Given problem
Pick out every line holding the string "faptelor" and copy it.

Provided data
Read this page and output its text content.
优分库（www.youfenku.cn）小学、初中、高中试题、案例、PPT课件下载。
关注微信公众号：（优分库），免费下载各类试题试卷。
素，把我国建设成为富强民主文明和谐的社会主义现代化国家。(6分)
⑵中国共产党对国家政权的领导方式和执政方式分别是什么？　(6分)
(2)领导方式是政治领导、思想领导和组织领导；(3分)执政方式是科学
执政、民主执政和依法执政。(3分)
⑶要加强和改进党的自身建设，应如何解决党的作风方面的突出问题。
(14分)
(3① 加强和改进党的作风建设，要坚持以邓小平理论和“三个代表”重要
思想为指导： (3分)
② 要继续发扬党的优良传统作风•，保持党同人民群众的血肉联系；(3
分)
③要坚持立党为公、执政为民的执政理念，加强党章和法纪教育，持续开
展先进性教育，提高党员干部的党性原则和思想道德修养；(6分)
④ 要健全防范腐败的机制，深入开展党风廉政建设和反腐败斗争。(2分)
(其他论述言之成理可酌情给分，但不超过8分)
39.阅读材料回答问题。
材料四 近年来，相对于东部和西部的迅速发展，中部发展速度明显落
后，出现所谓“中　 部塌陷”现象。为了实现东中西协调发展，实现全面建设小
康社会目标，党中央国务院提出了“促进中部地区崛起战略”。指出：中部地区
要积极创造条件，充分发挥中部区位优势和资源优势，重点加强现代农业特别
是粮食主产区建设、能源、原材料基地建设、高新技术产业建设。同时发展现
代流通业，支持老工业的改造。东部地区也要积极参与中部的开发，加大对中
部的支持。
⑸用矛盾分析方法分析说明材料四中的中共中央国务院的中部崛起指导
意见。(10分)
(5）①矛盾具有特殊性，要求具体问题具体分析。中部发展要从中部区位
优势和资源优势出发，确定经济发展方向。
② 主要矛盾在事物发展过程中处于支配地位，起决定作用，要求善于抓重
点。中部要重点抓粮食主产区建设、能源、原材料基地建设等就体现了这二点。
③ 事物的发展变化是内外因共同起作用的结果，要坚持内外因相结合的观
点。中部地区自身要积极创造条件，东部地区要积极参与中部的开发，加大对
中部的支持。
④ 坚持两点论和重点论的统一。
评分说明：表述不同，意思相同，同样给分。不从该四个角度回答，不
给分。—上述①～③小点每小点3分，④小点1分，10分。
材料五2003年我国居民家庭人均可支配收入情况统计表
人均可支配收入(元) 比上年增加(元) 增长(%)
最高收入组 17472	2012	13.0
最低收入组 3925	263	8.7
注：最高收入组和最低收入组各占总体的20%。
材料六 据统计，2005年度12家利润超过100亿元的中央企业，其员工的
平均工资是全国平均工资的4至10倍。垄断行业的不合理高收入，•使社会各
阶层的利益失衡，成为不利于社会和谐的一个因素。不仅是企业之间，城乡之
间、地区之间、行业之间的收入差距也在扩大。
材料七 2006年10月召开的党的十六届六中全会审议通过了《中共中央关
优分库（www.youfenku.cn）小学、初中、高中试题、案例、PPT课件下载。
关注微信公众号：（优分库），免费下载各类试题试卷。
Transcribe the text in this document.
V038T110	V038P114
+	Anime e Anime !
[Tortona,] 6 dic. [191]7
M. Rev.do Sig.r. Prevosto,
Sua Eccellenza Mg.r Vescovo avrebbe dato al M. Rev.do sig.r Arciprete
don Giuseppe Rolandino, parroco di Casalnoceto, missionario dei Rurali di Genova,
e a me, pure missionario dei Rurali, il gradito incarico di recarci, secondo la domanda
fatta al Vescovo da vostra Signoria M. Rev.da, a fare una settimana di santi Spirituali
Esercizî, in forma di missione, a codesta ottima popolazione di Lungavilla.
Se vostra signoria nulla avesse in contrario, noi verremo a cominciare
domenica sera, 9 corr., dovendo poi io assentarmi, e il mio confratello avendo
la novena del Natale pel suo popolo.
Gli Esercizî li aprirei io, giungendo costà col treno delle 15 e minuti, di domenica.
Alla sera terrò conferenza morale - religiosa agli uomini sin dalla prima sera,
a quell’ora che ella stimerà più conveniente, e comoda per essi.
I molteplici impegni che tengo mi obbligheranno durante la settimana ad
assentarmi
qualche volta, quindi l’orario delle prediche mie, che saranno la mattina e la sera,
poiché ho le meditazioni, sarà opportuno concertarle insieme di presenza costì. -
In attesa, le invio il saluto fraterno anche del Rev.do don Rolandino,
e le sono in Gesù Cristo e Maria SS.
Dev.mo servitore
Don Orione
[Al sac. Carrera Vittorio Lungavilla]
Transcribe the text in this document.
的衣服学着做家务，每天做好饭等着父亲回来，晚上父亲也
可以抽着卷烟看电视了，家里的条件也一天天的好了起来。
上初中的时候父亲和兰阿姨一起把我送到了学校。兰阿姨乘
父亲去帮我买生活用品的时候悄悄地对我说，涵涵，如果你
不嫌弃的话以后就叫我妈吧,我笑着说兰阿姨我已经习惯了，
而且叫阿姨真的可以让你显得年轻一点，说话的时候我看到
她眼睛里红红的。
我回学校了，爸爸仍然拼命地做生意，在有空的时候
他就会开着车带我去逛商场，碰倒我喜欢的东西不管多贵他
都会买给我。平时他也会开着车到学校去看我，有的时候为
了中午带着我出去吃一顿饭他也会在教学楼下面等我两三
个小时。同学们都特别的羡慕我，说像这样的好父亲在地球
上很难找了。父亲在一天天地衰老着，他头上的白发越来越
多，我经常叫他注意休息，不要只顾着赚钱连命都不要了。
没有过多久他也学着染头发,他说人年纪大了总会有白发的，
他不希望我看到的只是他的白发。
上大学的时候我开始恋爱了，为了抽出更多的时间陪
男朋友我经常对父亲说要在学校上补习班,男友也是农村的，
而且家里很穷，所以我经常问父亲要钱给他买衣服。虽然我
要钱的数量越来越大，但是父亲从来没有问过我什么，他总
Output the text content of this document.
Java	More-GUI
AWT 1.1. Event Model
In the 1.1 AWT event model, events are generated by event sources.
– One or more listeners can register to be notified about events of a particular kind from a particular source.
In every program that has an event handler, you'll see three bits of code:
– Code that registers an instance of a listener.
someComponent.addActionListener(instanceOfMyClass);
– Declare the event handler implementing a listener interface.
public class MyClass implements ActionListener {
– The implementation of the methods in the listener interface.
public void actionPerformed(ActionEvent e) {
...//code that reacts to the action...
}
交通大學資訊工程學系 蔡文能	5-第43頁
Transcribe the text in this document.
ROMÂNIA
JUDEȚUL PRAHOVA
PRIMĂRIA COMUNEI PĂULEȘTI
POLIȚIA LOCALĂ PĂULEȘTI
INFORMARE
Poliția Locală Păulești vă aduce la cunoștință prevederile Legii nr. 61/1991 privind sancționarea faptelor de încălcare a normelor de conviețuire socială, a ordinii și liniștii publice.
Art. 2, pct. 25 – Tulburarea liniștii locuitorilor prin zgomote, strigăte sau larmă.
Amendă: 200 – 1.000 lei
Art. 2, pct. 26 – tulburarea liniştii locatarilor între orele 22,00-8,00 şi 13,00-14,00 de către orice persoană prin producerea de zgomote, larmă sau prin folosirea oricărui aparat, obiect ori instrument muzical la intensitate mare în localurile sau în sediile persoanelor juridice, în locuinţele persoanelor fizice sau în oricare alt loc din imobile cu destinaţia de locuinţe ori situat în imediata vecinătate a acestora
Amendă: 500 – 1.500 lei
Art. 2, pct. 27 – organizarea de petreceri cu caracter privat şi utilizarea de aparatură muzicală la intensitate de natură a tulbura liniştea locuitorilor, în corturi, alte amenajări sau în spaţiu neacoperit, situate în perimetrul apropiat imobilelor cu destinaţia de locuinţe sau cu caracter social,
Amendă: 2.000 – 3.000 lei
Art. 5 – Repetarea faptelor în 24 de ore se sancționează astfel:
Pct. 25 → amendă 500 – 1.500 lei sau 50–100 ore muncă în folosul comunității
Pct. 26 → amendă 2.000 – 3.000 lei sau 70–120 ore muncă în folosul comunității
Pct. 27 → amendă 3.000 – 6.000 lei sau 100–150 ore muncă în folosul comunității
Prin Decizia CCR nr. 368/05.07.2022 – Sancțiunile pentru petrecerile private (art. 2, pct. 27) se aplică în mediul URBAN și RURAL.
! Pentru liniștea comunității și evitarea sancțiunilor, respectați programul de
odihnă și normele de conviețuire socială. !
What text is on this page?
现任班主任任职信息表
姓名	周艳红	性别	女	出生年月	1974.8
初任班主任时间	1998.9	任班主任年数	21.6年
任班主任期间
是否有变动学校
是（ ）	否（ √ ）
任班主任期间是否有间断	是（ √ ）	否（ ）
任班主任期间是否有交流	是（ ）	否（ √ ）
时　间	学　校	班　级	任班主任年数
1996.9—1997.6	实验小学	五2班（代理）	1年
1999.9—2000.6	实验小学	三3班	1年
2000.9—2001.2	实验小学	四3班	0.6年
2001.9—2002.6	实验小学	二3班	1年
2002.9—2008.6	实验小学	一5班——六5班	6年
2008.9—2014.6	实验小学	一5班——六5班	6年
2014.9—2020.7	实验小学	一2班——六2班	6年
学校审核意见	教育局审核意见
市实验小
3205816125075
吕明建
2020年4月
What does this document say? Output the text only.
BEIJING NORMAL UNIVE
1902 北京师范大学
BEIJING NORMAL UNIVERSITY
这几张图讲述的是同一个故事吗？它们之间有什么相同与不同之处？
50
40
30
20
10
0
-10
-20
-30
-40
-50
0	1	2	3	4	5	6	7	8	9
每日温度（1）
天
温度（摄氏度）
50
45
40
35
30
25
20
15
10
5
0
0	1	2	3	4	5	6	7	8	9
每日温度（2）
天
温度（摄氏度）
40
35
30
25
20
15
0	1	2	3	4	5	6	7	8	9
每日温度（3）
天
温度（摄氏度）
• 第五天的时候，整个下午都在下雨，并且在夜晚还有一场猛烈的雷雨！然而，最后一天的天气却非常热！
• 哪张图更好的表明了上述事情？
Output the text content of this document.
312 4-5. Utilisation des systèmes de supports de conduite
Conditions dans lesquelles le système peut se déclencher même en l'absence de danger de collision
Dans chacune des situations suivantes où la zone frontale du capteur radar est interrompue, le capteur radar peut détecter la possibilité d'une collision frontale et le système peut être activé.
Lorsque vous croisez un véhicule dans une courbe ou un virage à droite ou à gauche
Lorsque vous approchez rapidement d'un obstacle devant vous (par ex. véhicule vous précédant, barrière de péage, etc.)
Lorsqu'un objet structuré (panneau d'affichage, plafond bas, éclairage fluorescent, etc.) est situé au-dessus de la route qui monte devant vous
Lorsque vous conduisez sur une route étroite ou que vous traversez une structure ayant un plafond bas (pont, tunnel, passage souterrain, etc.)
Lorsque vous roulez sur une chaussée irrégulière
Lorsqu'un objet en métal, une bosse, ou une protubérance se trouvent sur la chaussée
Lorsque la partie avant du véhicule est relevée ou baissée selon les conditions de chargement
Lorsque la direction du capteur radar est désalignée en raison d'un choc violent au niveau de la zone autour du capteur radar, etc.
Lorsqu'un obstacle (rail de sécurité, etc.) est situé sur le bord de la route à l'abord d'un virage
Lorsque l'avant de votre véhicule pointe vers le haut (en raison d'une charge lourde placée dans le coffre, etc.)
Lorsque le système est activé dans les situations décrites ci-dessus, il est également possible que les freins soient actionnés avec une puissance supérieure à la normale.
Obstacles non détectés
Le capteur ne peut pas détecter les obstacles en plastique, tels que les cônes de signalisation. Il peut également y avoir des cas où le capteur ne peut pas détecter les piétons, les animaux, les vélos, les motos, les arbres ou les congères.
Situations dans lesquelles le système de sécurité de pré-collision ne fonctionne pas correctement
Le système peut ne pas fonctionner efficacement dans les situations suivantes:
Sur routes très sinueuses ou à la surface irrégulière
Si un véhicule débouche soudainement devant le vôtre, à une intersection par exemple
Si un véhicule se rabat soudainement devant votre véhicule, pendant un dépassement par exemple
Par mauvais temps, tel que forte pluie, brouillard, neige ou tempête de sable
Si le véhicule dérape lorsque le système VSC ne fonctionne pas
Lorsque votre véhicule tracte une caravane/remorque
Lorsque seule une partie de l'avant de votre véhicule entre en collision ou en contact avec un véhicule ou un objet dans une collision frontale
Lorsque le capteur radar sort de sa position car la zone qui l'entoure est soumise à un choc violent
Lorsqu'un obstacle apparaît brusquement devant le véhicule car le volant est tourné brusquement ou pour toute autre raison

Written response
Poliția Locală Păulești vă aduce la cunoștință prevederile Legii nr. 61/1991 privind sancționarea faptelor de încălcare a normelor de conviețuire socială, a ordinii și liniștii publice.
Art. 5 – Repetarea faptelor în 24 de ore se sancționează astfel:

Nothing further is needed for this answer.